• **Problem to work on**
Your task is to copy the listing exactly, with the pictures left out.

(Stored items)
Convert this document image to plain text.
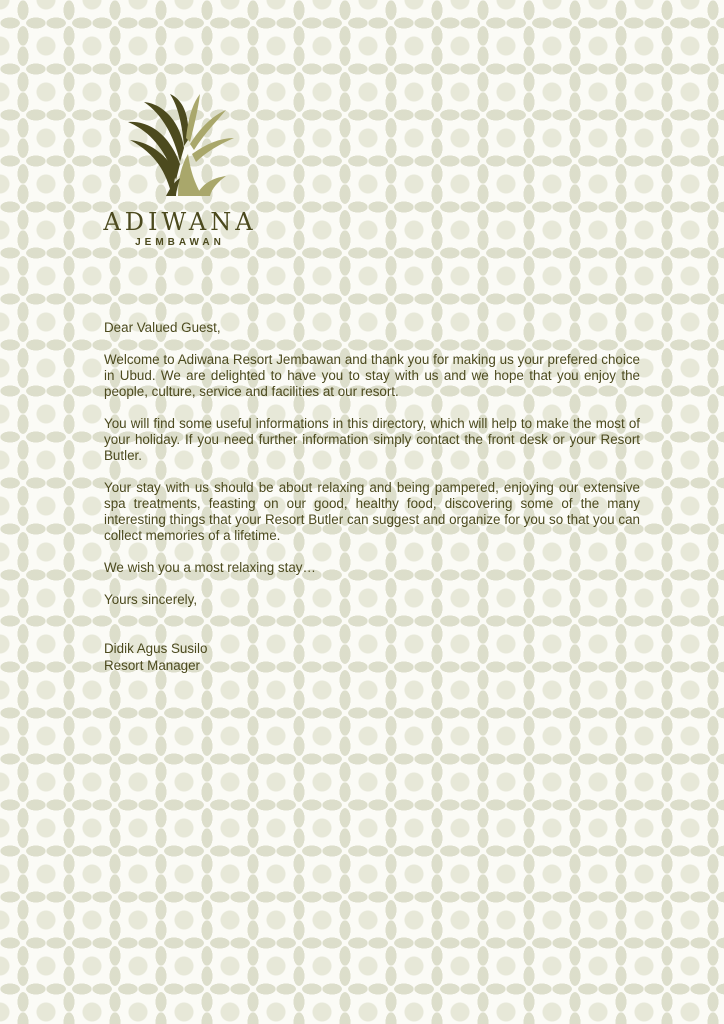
ADIWANA
JEMBAWAN

Dear Valued Guest,

Welcome to Adiwana Resort Jembawan and thank you for making us your prefered choice in Ubud. We are delighted to have you to stay with us and we hope that you enjoy the people, culture, service and facilities at our resort.

You will find some useful informations in this directory, which will help to make the most of your holiday. If you need further information simply contact the front desk or your Resort Butler.

Your stay with us should be about relaxing and being pampered, enjoying our extensive spa treatments, feasting on our good, healthy food, discovering some of the many interesting things that your Resort Butler can suggest and organize for you so that you can collect memories of a lifetime.

We wish you a most relaxing stay…

Yours sincerely,

Didik Agus Susilo
Resort Manager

• **Finished task**
Convert this document image to plain text.
ADIWANA
JEMBAWAN

Dear Valued Guest,

Welcome to Adiwana Resort Jembawan and thank you for making us your prefered choice in Ubud. We are delighted to have you to stay with us and we hope that you enjoy the people, culture, service and facilities at our resort.

You will find some useful informations in this directory, which will help to make the most of your holiday. If you need further information simply contact the front desk or your Resort Butler.

Your stay with us should be about relaxing and being pampered, enjoying our extensive spa treatments, feasting on our good, healthy food, discovering some of the many interesting things that your Resort Butler can suggest and organize for you so that you can collect memories of a lifetime.

We wish you a most relaxing stay…

Yours sincerely,

Didik Agus Susilo
Resort Manager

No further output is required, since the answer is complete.